DATA.
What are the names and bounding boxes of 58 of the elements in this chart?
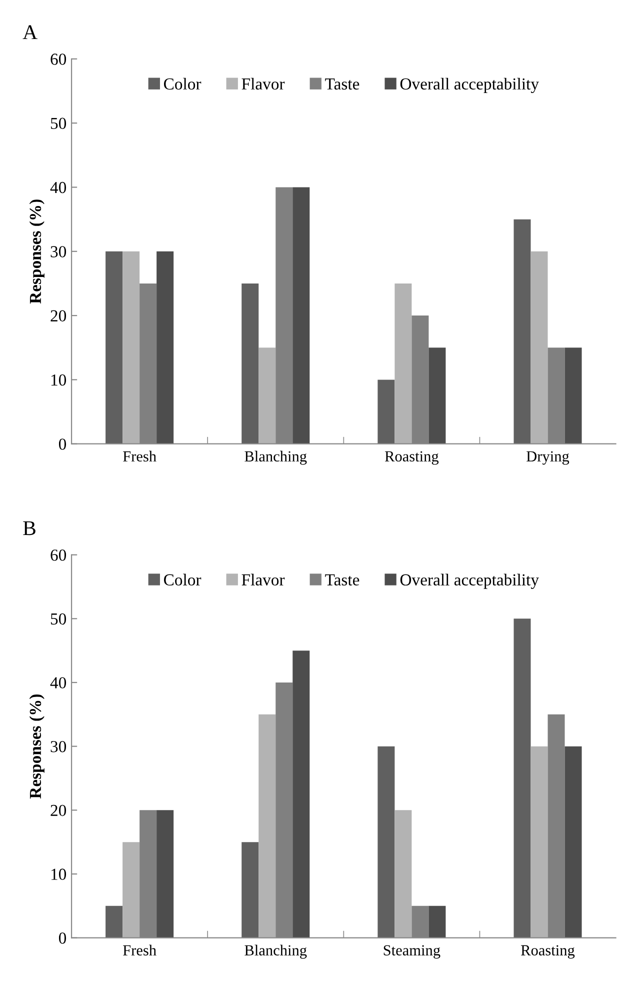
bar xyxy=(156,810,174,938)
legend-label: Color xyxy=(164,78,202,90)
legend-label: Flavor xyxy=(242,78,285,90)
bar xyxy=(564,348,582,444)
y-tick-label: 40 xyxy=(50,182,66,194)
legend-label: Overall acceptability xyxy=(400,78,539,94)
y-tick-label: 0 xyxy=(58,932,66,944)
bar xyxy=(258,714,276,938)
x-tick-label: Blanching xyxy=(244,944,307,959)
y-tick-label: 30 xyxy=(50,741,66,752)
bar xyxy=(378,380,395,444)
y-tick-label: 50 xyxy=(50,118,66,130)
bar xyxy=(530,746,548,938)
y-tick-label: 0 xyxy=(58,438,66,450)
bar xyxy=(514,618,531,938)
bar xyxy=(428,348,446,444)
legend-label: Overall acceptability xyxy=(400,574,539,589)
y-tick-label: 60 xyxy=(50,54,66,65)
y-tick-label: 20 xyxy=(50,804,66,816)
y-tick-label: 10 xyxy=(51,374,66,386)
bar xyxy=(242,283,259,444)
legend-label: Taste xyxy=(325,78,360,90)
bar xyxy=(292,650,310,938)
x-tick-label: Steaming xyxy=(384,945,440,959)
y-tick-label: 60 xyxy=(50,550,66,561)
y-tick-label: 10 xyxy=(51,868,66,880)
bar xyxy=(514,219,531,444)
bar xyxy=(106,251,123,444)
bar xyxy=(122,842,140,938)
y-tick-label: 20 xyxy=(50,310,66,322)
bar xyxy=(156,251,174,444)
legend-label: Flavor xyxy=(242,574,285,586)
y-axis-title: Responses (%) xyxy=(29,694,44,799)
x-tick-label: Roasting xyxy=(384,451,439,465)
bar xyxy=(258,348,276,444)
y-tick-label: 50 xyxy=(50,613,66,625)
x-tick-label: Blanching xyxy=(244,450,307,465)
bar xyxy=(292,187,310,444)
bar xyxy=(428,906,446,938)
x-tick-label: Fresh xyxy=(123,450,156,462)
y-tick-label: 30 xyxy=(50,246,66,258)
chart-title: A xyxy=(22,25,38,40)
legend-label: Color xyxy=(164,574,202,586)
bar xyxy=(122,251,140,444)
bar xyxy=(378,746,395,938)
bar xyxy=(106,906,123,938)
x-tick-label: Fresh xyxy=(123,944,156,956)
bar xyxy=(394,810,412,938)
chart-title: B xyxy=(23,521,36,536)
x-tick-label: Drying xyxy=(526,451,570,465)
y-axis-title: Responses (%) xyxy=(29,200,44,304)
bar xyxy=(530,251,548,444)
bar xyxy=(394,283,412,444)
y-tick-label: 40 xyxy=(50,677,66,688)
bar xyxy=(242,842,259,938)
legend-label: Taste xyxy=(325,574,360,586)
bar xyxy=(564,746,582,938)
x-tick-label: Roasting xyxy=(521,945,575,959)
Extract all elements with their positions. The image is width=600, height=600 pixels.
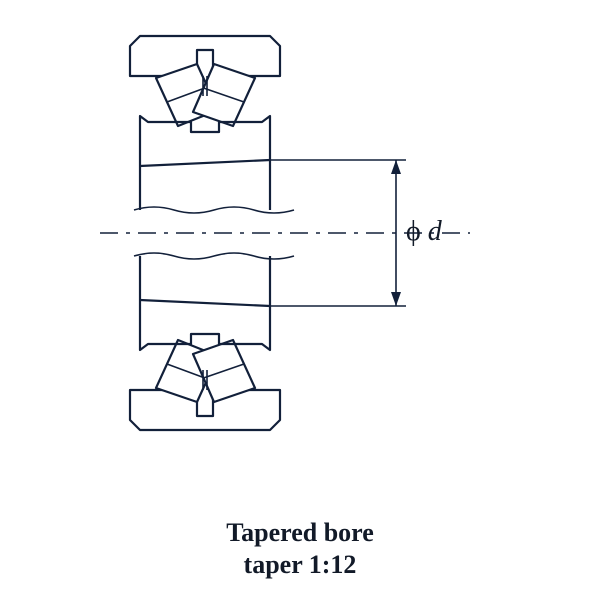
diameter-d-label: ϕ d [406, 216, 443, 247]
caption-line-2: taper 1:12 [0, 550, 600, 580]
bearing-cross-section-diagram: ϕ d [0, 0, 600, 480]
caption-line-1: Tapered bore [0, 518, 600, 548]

SHORT TASK. Reproduce all of the rows above, changing every instance of "legend-label" to "legend-entry" and leaving everything else unchanged. Omit the pictures.

SOLUTION TO THE PROBLEM.
What are the names and bounding boxes of 58 of the elements in this chart?
bar xyxy=(156,810,174,938)
legend-entry: Color xyxy=(164,78,202,90)
legend-entry: Flavor xyxy=(242,78,285,90)
bar xyxy=(564,348,582,444)
y-tick-label: 40 xyxy=(50,182,66,194)
legend-entry: Overall acceptability xyxy=(400,78,539,94)
y-tick-label: 0 xyxy=(58,932,66,944)
bar xyxy=(258,714,276,938)
x-tick-label: Blanching xyxy=(244,944,307,959)
y-tick-label: 30 xyxy=(50,741,66,752)
bar xyxy=(378,380,395,444)
y-tick-label: 50 xyxy=(50,118,66,130)
bar xyxy=(530,746,548,938)
y-tick-label: 0 xyxy=(58,438,66,450)
bar xyxy=(514,618,531,938)
bar xyxy=(428,348,446,444)
legend-entry: Overall acceptability xyxy=(400,574,539,589)
y-tick-label: 60 xyxy=(50,54,66,65)
y-tick-label: 20 xyxy=(50,804,66,816)
y-tick-label: 10 xyxy=(51,374,66,386)
bar xyxy=(242,283,259,444)
legend-entry: Taste xyxy=(325,78,360,90)
bar xyxy=(292,650,310,938)
x-tick-label: Steaming xyxy=(384,945,440,959)
y-tick-label: 60 xyxy=(50,550,66,561)
y-tick-label: 10 xyxy=(51,868,66,880)
bar xyxy=(514,219,531,444)
bar xyxy=(106,251,123,444)
bar xyxy=(122,842,140,938)
y-tick-label: 20 xyxy=(50,310,66,322)
bar xyxy=(156,251,174,444)
legend-entry: Flavor xyxy=(242,574,285,586)
y-axis-title: Responses (%) xyxy=(29,694,44,799)
x-tick-label: Roasting xyxy=(384,451,439,465)
bar xyxy=(258,348,276,444)
y-tick-label: 50 xyxy=(50,613,66,625)
x-tick-label: Blanching xyxy=(244,450,307,465)
bar xyxy=(292,187,310,444)
bar xyxy=(428,906,446,938)
x-tick-label: Fresh xyxy=(123,450,156,462)
y-tick-label: 30 xyxy=(50,246,66,258)
chart-title: A xyxy=(22,25,38,40)
legend-entry: Color xyxy=(164,574,202,586)
bar xyxy=(122,251,140,444)
bar xyxy=(378,746,395,938)
bar xyxy=(106,906,123,938)
x-tick-label: Fresh xyxy=(123,944,156,956)
bar xyxy=(394,810,412,938)
chart-title: B xyxy=(23,521,36,536)
x-tick-label: Drying xyxy=(526,451,570,465)
y-axis-title: Responses (%) xyxy=(29,200,44,304)
bar xyxy=(530,251,548,444)
bar xyxy=(394,283,412,444)
y-tick-label: 40 xyxy=(50,677,66,688)
bar xyxy=(242,842,259,938)
legend-entry: Taste xyxy=(325,574,360,586)
bar xyxy=(564,746,582,938)
x-tick-label: Roasting xyxy=(521,945,575,959)
Extract all elements with their positions. The image is width=600, height=600 pixels.
diameter-d-label: ϕ d [406, 216, 443, 247]
caption-line-2: taper 1:12 [0, 550, 600, 580]
bearing-cross-section-diagram: ϕ d [0, 0, 600, 480]
caption-line-1: Tapered bore [0, 518, 600, 548]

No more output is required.